THE PROBLEM
Select and reproduce each line of the listing below that bears the string "JSON".

RECORDS SUPPLIED
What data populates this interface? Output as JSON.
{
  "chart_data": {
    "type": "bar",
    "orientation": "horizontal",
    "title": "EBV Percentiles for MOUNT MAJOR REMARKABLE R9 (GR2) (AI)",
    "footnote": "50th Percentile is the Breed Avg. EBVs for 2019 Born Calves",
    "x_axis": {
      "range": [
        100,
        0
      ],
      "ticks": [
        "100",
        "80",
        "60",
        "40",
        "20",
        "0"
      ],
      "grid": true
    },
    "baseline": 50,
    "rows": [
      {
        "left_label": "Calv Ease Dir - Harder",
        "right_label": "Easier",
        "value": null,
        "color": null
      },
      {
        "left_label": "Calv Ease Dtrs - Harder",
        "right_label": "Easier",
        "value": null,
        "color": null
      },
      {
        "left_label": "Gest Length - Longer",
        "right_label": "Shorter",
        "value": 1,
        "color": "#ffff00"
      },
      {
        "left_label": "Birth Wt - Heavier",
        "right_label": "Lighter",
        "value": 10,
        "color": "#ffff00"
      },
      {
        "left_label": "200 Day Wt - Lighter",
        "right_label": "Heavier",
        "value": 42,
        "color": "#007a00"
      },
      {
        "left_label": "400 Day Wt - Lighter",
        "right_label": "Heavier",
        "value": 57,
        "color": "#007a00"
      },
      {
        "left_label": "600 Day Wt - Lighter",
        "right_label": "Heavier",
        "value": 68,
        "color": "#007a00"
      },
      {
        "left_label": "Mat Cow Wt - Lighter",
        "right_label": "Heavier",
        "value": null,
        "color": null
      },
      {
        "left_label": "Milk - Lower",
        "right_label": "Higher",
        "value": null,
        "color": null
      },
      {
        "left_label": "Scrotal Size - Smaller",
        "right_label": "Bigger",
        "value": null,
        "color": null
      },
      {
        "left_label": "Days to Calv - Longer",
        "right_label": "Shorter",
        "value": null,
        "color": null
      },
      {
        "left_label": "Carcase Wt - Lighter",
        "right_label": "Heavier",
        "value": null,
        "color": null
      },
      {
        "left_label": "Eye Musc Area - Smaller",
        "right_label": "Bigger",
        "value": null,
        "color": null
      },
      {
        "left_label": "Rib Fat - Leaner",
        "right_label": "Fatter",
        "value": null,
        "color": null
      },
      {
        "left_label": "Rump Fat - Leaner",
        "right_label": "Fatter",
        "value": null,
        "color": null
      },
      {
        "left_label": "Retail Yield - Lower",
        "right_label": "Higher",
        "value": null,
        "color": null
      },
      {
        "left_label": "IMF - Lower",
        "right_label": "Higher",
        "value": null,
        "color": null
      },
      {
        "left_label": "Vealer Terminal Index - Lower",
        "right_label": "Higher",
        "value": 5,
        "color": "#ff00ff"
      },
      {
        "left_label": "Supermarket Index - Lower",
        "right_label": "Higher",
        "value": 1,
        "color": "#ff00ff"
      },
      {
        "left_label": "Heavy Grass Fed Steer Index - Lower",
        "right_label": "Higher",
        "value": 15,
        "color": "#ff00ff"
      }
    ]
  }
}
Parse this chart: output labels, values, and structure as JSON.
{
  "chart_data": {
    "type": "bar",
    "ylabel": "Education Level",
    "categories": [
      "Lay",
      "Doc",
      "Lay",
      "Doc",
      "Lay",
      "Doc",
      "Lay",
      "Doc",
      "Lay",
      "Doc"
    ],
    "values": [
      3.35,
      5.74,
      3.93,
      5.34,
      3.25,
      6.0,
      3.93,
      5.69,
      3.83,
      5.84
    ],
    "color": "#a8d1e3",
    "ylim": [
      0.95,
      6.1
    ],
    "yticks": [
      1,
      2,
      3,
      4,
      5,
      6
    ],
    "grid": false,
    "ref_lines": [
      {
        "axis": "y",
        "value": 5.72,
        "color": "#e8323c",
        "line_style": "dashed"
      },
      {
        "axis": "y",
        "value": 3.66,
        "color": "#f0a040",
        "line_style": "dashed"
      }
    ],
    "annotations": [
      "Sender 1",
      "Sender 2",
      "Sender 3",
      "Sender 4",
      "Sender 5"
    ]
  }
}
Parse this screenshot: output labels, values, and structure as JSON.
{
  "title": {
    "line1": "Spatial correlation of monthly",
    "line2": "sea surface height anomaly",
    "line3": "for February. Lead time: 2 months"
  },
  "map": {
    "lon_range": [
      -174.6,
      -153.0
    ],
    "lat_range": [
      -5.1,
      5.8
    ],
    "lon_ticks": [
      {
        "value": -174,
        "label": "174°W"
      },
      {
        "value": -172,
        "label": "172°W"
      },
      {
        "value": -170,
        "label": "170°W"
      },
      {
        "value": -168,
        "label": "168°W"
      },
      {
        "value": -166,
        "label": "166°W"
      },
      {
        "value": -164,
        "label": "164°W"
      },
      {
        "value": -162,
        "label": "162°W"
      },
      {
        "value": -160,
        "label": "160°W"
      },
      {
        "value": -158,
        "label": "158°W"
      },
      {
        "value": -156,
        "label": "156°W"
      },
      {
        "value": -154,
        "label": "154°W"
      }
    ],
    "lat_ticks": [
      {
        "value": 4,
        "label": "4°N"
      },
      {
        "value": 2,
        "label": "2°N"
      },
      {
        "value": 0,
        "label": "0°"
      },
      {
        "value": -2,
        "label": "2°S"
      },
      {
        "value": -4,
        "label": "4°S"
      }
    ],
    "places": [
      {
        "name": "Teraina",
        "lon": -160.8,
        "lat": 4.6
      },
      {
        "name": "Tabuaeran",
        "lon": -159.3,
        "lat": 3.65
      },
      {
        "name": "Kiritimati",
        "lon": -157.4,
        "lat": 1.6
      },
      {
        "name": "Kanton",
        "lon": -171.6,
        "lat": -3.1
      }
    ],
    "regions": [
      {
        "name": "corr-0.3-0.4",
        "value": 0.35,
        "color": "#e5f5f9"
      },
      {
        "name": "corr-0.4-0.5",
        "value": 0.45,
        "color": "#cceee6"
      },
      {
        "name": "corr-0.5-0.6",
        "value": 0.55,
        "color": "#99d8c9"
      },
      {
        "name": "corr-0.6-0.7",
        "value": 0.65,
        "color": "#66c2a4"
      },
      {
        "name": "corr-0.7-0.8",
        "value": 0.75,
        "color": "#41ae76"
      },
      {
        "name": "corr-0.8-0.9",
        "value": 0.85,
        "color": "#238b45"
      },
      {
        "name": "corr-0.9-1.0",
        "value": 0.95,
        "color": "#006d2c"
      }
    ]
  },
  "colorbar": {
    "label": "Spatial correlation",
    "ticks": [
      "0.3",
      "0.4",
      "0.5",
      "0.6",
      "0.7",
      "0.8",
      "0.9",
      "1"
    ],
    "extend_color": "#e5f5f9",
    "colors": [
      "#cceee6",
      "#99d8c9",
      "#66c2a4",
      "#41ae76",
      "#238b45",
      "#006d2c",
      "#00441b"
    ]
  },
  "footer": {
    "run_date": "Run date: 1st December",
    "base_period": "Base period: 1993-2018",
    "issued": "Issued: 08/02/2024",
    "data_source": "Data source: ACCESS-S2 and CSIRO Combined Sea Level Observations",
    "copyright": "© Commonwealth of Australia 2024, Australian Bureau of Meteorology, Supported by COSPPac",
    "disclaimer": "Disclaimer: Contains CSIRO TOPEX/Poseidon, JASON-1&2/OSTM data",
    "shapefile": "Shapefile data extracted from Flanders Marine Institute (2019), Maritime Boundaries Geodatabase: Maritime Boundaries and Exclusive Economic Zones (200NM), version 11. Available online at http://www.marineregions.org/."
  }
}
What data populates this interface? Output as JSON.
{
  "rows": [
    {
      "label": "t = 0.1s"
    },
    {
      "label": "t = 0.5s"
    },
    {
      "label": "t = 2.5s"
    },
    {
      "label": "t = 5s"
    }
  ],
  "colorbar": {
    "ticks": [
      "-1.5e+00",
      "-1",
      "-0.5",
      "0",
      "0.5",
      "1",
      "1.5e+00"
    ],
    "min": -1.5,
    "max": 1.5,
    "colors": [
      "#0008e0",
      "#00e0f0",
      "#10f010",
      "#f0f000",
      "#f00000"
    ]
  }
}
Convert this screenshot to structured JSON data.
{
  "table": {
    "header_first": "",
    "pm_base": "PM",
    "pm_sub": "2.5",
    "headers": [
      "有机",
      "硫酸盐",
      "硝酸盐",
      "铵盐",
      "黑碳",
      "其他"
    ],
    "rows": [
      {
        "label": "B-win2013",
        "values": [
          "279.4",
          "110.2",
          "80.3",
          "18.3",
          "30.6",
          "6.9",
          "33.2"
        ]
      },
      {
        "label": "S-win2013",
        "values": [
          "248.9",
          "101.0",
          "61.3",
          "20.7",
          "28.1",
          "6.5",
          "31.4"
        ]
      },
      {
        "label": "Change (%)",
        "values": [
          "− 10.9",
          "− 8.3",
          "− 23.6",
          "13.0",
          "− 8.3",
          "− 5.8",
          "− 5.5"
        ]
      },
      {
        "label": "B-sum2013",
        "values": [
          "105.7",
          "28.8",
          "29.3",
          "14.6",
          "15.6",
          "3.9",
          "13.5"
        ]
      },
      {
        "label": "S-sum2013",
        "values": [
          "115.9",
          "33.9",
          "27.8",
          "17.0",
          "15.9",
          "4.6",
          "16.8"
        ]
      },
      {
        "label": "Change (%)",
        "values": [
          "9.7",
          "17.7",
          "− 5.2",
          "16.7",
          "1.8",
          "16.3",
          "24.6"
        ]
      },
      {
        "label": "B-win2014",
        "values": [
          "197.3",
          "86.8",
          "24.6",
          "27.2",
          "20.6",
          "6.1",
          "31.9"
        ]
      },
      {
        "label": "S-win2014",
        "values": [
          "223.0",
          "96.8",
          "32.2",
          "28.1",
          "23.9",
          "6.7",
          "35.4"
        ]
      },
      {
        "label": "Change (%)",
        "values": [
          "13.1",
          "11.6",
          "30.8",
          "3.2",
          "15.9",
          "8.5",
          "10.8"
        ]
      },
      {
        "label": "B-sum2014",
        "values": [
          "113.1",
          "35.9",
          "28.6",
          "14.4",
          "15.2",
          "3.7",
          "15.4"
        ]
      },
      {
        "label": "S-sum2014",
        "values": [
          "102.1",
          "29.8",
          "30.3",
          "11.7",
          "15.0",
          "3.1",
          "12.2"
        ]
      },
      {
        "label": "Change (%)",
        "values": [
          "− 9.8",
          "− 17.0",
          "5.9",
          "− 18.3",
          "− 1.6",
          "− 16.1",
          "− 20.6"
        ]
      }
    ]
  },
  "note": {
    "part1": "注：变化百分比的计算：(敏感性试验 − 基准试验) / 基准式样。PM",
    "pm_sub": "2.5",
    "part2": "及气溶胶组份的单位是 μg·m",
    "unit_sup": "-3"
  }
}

COMPLETE RESPONSE
What data populates this interface? Output as JSON.
Parse this chart: output labels, values, and structure as JSON.
Parse this screenshot: output labels, values, and structure as JSON.
What data populates this interface? Output as JSON.
Convert this screenshot to structured JSON data.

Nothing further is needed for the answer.